#### [任务目标 1]
请将所给条目从开头一直到包含“755, 550, 783]”的那一行原样照录,首尾两行均包括在内。
─── 待读摘录
ElasticSearch使用elasticsearchTemplate聚合查询
这两天正好做个需求,需要用到聚合查询。前几篇文章只是简单的提到过,并没有真正的运用到实际产出中,本篇结合实际代码,专项学习ES的聚合查询。1、业务背景有一张地址索引表:hisAddress与formatAddress是一对多的关系。当一条地址进来查找hisAddress,然后对formatAddress做聚合,再根据count筛选聚合中的数据。类似以下SQL:select hisAd......
·
这两天正好做个需求,需要用到聚合查询。前几篇文章只是简单的提到过,并没有真正的运用到实际产出中,本篇结合实际代码,专项学习ES的聚合查询。
1、业务背景
有一张地址索引表:
hisAddress与formatAddress是一对多的关系。
当一条地址进来查找hisAddress,然后对formatAddress做聚合,再根据count筛选聚合中的数据。
类似以下SQL:
select hisAddress,formatAddress,count(*) from addressIndex
where hisAddress = "上海市静安区静安路100号静安寺"
group by formatAddress having count(*) > 10
当然逻辑比这个稍稍复杂,需要使用嵌套聚合筛选数据。
流程如下:
2、elasticsearch的query
{
"size":0,
"query":{
"bool":{
"filter":{
"term":{
"hisAddress":"上海市上海市静安区静安路100号静安寺"
}
}
}
},
"aggs":{
"format_address":{
"terms":{
"field":"formatAddress"
},
"aggs":{
"sign_org":{
"terms":{
"field":"signOrgCode"
}
},
"having":{
"bucket_selector":{
"buckets_path":{
"formatCount":"_count"
},
"script":{
"inline": " formatCount>10"
}
}
},
"stats_sign_bulk":{
"stats_bucket":{
"buckets_path":"sign_org > _count"
}
}
}
}
}
}
返回结果:
{
"took": 19,
"timed_out": false,
"_shards": {
"total": 6,
"successful": 6,
"failed": 0
},
"hits": {
"total": 67,
"max_score": 0,
"hits": []
},
"aggregations": {
"format_address": {
"doc_count_error_upper_bound": 0,
"sum_other_doc_count": 0,
"buckets": [
{
"key": "上海市上海市静安区静安寺",
"doc_count": 21,
"sign_org": {
"doc_count_error_upper_bound": 0,
"sum_other_doc_count": 0,
"buckets": [
{
"key": "022795",
"doc_count": 21
}
]
},
"stats_sign_bulk": {
"count": 1,
"min": 21,
"max": 21,
"avg": 21,
"sum": 21
}
},
{
"key": "上海市上海市静安区静安路100号",
"doc_count": 21,
"sign_org": {
"doc_count_error_upper_bound": 0,
"sum_other_doc_count": 0,
"buckets": [
{
"key": "022795",
"doc_count": 21
}
]
},
"stats_sign_bulk": {
"count": 1,
"min": 21,
"max": 21,
"avg": 21,
"sum": 21
}
},
{
"key": "上海市上海市静安区肯德基",
"doc_count": 16,
"sign_org": {
"doc_count_error_upper_bound": 0,
"sum_other_doc_count": 0,
"buckets": [
{
"key": "01111",
"doc_count": 16
}
]
},
"stats_sign_bulk": {
"count": 1,
"min": 16,
"max": 16,
"avg": 16,
"sum": 16
}
}
]
}
}
}
3、elasticsearchTemplate的实现
String hisAddress = "上海市上海市静安区静安路100号静安寺";
List<HistoryIndexDocument> prepareList = new ArrayList<HistoryIndexDocument>();
Map<String,String> bucketMap = new HashMap<String, String>();
bucketMap.put("formatCount", "_count");
// 根据全量地址和寄派类型查询数据(此处使用filter过滤,它能缓存数据且不参与计算分值,比query速度快)
──────
─── 所给条目
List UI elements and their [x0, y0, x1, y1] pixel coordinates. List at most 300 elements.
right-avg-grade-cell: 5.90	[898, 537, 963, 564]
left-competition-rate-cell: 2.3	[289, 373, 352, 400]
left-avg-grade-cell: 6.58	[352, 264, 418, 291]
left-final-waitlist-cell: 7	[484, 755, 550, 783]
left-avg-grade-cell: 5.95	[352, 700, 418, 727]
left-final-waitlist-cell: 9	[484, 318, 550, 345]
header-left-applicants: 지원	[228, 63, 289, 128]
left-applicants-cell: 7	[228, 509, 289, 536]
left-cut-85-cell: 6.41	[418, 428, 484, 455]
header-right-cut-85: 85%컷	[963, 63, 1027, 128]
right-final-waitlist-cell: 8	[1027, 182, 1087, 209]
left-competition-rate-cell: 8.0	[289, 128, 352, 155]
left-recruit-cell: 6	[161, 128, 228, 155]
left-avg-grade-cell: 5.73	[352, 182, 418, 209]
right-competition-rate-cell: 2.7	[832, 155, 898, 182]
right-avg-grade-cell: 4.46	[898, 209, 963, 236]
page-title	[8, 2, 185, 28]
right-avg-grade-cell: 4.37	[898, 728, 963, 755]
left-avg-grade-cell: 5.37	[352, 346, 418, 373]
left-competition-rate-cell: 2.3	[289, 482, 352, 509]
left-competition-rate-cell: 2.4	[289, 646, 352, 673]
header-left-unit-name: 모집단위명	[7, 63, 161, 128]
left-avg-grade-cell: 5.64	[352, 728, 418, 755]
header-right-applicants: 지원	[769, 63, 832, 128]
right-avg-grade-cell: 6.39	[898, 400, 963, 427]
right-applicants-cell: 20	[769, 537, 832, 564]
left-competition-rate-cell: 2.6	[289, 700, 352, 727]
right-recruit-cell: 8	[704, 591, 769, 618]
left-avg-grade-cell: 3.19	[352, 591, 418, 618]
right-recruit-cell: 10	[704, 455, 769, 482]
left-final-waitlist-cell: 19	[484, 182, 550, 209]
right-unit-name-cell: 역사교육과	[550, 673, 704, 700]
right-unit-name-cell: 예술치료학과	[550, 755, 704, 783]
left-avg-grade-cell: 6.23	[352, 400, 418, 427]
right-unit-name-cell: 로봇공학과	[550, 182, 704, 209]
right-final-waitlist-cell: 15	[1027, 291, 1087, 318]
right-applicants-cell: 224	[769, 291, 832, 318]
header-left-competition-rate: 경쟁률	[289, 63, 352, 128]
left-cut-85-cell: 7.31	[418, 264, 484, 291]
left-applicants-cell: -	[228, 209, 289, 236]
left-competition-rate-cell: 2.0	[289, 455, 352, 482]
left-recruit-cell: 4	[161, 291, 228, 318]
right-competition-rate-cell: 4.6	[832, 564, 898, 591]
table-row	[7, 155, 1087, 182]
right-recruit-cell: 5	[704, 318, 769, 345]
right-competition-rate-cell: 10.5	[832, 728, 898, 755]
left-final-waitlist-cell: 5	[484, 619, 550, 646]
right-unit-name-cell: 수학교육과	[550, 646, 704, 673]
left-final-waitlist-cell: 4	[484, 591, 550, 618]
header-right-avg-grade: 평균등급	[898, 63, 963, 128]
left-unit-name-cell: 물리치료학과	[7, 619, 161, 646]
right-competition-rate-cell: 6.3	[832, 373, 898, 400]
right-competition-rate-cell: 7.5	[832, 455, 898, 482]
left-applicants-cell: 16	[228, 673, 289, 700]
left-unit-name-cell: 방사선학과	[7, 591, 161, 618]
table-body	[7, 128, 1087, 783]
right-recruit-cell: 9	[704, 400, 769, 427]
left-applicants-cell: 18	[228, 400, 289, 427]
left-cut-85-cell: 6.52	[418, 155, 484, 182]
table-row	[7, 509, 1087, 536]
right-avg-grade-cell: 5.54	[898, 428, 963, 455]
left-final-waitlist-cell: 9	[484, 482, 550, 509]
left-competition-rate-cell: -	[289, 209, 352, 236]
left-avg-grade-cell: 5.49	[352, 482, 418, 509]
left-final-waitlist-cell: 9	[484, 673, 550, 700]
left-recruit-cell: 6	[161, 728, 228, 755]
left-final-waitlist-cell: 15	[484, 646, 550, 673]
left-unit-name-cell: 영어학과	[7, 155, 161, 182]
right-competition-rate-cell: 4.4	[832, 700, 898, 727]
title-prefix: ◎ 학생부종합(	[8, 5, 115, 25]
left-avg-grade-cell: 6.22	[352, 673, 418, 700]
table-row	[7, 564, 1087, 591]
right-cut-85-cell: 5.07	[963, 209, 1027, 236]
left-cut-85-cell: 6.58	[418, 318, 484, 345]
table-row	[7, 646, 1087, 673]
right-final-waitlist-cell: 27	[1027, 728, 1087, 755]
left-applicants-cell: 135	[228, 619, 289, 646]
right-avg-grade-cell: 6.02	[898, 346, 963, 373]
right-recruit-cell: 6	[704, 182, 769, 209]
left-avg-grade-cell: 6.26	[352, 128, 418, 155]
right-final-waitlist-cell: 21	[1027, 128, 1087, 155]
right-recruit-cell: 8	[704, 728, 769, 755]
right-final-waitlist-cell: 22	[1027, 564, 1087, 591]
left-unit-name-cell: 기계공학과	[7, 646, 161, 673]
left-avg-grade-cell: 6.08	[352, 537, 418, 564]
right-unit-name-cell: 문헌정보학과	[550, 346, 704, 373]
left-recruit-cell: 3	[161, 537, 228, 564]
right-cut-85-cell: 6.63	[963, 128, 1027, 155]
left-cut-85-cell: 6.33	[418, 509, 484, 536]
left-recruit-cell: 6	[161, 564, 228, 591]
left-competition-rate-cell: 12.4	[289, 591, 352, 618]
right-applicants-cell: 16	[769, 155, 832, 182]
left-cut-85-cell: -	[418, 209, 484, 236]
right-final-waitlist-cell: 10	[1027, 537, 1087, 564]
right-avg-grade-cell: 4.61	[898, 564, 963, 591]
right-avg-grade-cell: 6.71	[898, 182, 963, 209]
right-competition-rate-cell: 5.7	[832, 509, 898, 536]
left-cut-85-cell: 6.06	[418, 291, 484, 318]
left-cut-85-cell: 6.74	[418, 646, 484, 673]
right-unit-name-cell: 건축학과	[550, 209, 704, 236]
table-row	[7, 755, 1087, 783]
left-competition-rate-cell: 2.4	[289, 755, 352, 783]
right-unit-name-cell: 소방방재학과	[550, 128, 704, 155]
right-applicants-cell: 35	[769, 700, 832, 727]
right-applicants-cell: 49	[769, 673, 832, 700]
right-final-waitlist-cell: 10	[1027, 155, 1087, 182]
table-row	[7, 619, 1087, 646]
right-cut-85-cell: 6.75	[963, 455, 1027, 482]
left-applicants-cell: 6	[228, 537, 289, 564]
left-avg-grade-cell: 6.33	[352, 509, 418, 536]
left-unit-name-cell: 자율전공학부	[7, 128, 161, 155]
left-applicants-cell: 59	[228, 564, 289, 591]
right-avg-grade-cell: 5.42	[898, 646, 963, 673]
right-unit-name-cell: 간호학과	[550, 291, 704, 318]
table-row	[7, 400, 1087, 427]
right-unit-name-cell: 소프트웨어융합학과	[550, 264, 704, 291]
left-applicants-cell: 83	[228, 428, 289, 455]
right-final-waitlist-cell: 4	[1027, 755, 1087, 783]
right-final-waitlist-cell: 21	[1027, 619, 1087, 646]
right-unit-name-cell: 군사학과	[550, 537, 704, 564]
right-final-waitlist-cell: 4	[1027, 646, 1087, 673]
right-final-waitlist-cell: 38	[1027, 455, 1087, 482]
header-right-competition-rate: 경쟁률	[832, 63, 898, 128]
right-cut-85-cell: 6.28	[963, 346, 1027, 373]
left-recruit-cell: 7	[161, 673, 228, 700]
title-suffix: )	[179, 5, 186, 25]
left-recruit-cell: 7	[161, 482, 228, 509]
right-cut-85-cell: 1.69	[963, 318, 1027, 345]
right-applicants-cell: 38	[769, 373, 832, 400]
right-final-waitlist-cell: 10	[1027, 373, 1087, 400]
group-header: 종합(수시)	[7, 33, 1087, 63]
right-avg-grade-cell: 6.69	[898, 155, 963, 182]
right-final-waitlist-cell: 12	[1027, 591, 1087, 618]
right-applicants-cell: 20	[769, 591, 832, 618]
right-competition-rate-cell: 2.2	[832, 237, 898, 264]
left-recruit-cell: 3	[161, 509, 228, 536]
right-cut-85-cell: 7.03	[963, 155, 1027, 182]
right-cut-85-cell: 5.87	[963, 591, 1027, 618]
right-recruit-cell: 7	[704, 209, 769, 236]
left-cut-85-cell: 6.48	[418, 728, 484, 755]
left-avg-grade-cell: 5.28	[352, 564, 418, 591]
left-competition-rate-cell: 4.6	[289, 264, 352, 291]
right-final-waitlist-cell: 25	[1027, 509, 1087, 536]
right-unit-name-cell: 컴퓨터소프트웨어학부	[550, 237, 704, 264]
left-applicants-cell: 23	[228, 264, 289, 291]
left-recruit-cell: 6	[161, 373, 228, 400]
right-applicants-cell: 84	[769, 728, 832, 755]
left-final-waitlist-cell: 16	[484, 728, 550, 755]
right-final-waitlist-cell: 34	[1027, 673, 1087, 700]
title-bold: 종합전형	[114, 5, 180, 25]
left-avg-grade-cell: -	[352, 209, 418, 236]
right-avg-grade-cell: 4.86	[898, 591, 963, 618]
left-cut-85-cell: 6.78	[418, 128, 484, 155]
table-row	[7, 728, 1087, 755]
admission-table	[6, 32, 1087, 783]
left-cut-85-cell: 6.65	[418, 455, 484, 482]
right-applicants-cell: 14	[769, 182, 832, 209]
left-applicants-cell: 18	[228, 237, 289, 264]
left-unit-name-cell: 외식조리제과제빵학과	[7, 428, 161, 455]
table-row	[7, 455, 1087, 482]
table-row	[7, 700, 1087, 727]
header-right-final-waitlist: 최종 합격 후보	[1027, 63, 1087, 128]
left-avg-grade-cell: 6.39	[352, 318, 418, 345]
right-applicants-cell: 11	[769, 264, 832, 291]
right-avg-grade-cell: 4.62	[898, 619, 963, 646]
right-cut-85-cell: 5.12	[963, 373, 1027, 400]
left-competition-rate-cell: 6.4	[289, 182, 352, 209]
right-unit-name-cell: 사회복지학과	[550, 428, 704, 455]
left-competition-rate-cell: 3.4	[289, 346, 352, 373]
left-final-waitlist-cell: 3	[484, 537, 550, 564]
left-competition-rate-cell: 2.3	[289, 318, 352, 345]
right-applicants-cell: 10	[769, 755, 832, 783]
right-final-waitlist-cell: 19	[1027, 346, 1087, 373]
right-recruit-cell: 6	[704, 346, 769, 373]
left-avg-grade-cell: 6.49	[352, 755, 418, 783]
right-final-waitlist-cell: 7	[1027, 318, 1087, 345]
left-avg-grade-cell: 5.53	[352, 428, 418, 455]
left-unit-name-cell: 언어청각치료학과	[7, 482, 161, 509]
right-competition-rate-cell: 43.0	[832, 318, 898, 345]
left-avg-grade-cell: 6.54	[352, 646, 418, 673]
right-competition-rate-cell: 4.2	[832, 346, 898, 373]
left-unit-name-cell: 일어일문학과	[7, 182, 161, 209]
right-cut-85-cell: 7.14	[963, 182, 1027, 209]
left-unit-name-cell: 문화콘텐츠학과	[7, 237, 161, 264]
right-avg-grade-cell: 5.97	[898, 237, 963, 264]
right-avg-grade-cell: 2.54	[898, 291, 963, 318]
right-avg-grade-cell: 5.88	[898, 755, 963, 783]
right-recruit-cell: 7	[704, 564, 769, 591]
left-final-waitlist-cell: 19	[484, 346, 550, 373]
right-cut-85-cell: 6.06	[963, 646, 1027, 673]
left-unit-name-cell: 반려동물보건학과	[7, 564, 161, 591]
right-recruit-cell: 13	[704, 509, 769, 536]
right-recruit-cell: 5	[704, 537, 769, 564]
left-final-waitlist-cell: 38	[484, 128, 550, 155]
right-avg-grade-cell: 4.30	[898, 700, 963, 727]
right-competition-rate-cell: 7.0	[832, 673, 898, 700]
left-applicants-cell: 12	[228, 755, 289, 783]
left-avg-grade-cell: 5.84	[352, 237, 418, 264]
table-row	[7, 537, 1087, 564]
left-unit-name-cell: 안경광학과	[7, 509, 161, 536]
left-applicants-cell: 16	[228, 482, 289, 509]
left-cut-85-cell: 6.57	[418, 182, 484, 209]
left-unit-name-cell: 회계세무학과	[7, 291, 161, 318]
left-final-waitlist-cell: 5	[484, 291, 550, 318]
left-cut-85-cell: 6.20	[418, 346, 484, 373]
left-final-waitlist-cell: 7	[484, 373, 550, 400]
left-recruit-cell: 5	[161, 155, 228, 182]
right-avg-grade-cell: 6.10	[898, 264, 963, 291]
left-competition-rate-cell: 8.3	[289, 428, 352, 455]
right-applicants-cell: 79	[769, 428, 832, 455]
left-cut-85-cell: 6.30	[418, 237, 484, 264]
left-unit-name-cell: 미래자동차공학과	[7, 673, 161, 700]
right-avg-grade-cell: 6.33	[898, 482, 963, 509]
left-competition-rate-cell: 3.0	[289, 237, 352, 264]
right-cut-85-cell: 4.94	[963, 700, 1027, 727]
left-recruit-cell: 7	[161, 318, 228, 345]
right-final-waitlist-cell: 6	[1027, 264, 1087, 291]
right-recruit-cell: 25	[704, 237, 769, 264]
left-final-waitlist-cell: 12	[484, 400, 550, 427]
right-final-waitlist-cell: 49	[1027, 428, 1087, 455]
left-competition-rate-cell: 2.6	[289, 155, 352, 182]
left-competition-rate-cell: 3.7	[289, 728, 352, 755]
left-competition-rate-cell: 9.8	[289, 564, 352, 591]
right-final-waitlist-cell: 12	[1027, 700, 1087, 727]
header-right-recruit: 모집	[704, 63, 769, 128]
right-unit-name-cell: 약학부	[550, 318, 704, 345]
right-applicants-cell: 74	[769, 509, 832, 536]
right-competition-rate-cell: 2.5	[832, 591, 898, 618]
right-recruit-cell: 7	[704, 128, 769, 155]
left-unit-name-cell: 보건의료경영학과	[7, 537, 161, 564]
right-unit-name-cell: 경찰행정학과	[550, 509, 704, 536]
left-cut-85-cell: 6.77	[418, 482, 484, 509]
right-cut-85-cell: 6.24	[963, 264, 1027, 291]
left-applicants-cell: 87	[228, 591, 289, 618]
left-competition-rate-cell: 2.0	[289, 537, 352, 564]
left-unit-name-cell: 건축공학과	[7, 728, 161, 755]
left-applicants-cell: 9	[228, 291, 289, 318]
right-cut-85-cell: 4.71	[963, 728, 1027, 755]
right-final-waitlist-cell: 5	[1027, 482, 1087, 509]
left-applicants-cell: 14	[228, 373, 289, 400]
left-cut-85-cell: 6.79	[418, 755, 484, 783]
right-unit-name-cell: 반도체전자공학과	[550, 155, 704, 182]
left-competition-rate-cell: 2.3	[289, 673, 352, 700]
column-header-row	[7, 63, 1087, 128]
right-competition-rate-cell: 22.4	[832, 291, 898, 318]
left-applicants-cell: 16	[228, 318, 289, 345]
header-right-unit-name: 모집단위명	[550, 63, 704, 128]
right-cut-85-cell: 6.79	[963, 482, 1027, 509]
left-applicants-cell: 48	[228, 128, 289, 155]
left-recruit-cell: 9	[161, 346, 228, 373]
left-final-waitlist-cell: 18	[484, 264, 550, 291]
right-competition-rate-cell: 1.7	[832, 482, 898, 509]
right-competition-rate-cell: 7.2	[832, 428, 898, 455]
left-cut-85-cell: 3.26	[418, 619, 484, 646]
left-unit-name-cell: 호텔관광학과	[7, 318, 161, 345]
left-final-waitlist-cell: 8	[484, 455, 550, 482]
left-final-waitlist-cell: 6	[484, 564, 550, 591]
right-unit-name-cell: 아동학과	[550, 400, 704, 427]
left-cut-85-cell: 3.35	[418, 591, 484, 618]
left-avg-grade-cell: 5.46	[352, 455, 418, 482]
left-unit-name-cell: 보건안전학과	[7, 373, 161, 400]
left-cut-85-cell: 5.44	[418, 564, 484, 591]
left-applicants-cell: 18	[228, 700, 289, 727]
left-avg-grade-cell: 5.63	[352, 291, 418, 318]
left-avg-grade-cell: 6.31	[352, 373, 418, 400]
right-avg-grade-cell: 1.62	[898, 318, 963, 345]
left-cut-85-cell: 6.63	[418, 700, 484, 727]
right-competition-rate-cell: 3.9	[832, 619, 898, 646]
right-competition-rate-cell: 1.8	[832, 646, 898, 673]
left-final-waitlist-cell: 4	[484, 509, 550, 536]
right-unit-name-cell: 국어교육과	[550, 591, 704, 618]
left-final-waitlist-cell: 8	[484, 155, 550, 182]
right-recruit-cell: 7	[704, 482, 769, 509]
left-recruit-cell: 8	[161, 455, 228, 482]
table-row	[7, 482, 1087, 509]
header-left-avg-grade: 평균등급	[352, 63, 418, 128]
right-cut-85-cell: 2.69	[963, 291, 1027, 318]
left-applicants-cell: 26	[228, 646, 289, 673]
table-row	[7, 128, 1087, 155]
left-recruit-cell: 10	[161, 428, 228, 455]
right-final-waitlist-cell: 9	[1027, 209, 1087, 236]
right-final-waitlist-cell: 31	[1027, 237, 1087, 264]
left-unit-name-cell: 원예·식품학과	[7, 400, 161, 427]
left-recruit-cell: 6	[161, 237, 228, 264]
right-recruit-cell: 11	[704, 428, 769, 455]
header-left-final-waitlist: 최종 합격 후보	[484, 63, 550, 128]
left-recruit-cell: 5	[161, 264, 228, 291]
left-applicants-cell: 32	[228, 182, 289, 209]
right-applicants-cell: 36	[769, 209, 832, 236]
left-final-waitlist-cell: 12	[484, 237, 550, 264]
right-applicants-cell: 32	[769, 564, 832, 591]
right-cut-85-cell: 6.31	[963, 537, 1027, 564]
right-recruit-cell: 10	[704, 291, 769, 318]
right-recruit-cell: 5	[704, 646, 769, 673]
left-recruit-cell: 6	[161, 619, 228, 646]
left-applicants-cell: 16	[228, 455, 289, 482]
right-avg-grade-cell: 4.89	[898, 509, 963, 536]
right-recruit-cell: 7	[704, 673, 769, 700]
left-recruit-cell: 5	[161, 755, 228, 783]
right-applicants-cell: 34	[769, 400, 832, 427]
──────
#### [任务目标 2]
请把摘录中以“当一条地址进来”开头的那一段改写为分步列表,并保留其主要事实。

#### [作答内容 1]
List UI elements and their [x0, y0, x1, y1] pixel coordinates. List at most 300 elements.
right-avg-grade-cell: 5.90	[898, 537, 963, 564]
left-competition-rate-cell: 2.3	[289, 373, 352, 400]
left-avg-grade-cell: 6.58	[352, 264, 418, 291]
left-final-waitlist-cell: 7	[484, 755, 550, 783]

#### [作答内容 2]
1. 一条地址进来后,查找hisAddress。
2. 对formatAddress做聚合。
3. 根据count筛选聚合中的数据。